### TASK DESCRIPTION
Every line below must be reproduced exactly. Copy them all.

:::::

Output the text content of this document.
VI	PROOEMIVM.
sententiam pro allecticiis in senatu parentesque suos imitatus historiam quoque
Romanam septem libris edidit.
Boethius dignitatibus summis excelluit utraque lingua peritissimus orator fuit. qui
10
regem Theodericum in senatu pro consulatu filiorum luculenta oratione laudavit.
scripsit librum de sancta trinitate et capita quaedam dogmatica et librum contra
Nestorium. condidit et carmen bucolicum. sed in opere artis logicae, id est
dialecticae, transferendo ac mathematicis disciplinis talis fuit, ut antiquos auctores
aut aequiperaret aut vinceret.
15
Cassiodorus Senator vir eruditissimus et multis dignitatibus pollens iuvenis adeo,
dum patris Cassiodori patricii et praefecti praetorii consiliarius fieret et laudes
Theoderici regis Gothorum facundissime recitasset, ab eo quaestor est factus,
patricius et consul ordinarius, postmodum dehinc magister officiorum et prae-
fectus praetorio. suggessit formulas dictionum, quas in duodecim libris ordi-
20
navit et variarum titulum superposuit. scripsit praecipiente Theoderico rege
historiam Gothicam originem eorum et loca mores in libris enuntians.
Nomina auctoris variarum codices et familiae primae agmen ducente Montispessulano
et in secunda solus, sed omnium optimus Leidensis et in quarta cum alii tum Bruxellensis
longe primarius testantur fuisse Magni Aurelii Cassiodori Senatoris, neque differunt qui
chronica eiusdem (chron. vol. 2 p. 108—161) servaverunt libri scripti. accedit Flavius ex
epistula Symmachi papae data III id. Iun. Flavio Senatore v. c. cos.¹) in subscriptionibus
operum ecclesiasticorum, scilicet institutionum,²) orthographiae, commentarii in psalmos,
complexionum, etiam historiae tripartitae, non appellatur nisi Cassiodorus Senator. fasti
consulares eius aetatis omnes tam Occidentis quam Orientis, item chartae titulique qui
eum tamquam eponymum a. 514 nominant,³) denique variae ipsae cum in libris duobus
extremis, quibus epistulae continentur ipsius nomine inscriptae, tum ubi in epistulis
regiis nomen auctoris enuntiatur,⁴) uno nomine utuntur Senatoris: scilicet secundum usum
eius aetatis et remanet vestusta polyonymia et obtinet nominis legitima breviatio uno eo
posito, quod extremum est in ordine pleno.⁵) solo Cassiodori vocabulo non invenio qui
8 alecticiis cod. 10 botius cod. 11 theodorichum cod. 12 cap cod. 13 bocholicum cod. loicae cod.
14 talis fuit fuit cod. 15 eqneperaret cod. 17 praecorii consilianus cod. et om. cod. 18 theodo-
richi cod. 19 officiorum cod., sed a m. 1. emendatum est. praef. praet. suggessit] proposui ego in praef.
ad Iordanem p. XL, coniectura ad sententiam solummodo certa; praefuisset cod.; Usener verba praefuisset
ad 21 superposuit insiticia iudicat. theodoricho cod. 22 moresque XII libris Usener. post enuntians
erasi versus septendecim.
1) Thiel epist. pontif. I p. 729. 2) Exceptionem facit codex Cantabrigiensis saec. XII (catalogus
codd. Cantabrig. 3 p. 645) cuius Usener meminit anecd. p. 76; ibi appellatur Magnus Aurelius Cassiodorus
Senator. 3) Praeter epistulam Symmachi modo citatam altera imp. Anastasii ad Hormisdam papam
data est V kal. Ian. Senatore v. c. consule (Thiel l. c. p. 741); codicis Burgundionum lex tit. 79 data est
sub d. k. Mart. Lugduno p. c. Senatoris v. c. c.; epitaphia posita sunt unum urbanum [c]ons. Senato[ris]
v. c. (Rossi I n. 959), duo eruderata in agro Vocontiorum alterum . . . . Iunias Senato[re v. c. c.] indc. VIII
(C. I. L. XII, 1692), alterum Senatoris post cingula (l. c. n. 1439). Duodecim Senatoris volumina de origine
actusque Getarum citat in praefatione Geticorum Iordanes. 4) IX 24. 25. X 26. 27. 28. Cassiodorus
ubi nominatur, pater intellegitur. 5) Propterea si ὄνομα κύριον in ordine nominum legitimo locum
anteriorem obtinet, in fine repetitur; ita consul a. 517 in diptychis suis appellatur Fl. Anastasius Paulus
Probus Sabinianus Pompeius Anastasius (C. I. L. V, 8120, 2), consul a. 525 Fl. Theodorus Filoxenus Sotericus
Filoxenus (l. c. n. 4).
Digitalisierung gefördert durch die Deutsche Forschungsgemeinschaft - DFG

:::::

### ANSWER TO THE PROBLEM
Output the text content of this document.
VI	PROOEMIVM.
sententiam pro allecticiis in senatu parentesque suos imitatus historiam quoque
Romanam septem libris edidit.
Boethius dignitatibus summis excelluit utraque lingua peritissimus orator fuit. qui
10
regem Theodericum in senatu pro consulatu filiorum luculenta oratione laudavit.
scripsit librum de sancta trinitate et capita quaedam dogmatica et librum contra
Nestorium. condidit et carmen bucolicum. sed in opere artis logicae, id est
dialecticae, transferendo ac mathematicis disciplinis talis fuit, ut antiquos auctores
aut aequiperaret aut vinceret.
15
Cassiodorus Senator vir eruditissimus et multis dignitatibus pollens iuvenis adeo,
dum patris Cassiodori patricii et praefecti praetorii consiliarius fieret et laudes
Theoderici regis Gothorum facundissime recitasset, ab eo quaestor est factus,
patricius et consul ordinarius, postmodum dehinc magister officiorum et prae-
fectus praetorio. suggessit formulas dictionum, quas in duodecim libris ordi-
20
navit et variarum titulum superposuit. scripsit praecipiente Theoderico rege
historiam Gothicam originem eorum et loca mores in libris enuntians.
Nomina auctoris variarum codices et familiae primae agmen ducente Montispessulano
et in secunda solus, sed omnium optimus Leidensis et in quarta cum alii tum Bruxellensis
longe primarius testantur fuisse Magni Aurelii Cassiodori Senatoris, neque differunt qui
chronica eiusdem (chron. vol. 2 p. 108—161) servaverunt libri scripti. accedit Flavius ex
epistula Symmachi papae data III id. Iun. Flavio Senatore v. c. cos.¹) in subscriptionibus
operum ecclesiasticorum, scilicet institutionum,²) orthographiae, commentarii in psalmos,
complexionum, etiam historiae tripartitae, non appellatur nisi Cassiodorus Senator. fasti
consulares eius aetatis omnes tam Occidentis quam Orientis, item chartae titulique qui
eum tamquam eponymum a. 514 nominant,³) denique variae ipsae cum in libris duobus
extremis, quibus epistulae continentur ipsius nomine inscriptae, tum ubi in epistulis
regiis nomen auctoris enuntiatur,⁴) uno nomine utuntur Senatoris: scilicet secundum usum
eius aetatis et remanet vestusta polyonymia et obtinet nominis legitima breviatio uno eo
posito, quod extremum est in ordine pleno.⁵) solo Cassiodori vocabulo non invenio qui
8 alecticiis cod. 10 botius cod. 11 theodorichum cod. 12 cap cod. 13 bocholicum cod. loicae cod.
14 talis fuit fuit cod. 15 eqneperaret cod. 17 praecorii consilianus cod. et om. cod. 18 theodo-
richi cod. 19 officiorum cod., sed a m. 1. emendatum est. praef. praet. suggessit] proposui ego in praef.
ad Iordanem p. XL, coniectura ad sententiam solummodo certa; praefuisset cod.; Usener verba praefuisset
ad 21 superposuit insiticia iudicat. theodoricho cod. 22 moresque XII libris Usener. post enuntians
erasi versus septendecim.
1) Thiel epist. pontif. I p. 729. 2) Exceptionem facit codex Cantabrigiensis saec. XII (catalogus
codd. Cantabrig. 3 p. 645) cuius Usener meminit anecd. p. 76; ibi appellatur Magnus Aurelius Cassiodorus
Senator. 3) Praeter epistulam Symmachi modo citatam altera imp. Anastasii ad Hormisdam papam
data est V kal. Ian. Senatore v. c. consule (Thiel l. c. p. 741); codicis Burgundionum lex tit. 79 data est
sub d. k. Mart. Lugduno p. c. Senatoris v. c. c.; epitaphia posita sunt unum urbanum [c]ons. Senato[ris]
v. c. (Rossi I n. 959), duo eruderata in agro Vocontiorum alterum . . . . Iunias Senato[re v. c. c.] indc. VIII
(C. I. L. XII, 1692), alterum Senatoris post cingula (l. c. n. 1439). Duodecim Senatoris volumina de origine
actusque Getarum citat in praefatione Geticorum Iordanes. 4) IX 24. 25. X 26. 27. 28. Cassiodorus
ubi nominatur, pater intellegitur. 5) Propterea si ὄνομα κύριον in ordine nominum legitimo locum
anteriorem obtinet, in fine repetitur; ita consul a. 517 in diptychis suis appellatur Fl. Anastasius Paulus
Probus Sabinianus Pompeius Anastasius (C. I. L. V, 8120, 2), consul a. 525 Fl. Theodorus Filoxenus Sotericus
Filoxenus (l. c. n. 4).
Digitalisierung gefördert durch die Deutsche Forschungsgemeinschaft - DFG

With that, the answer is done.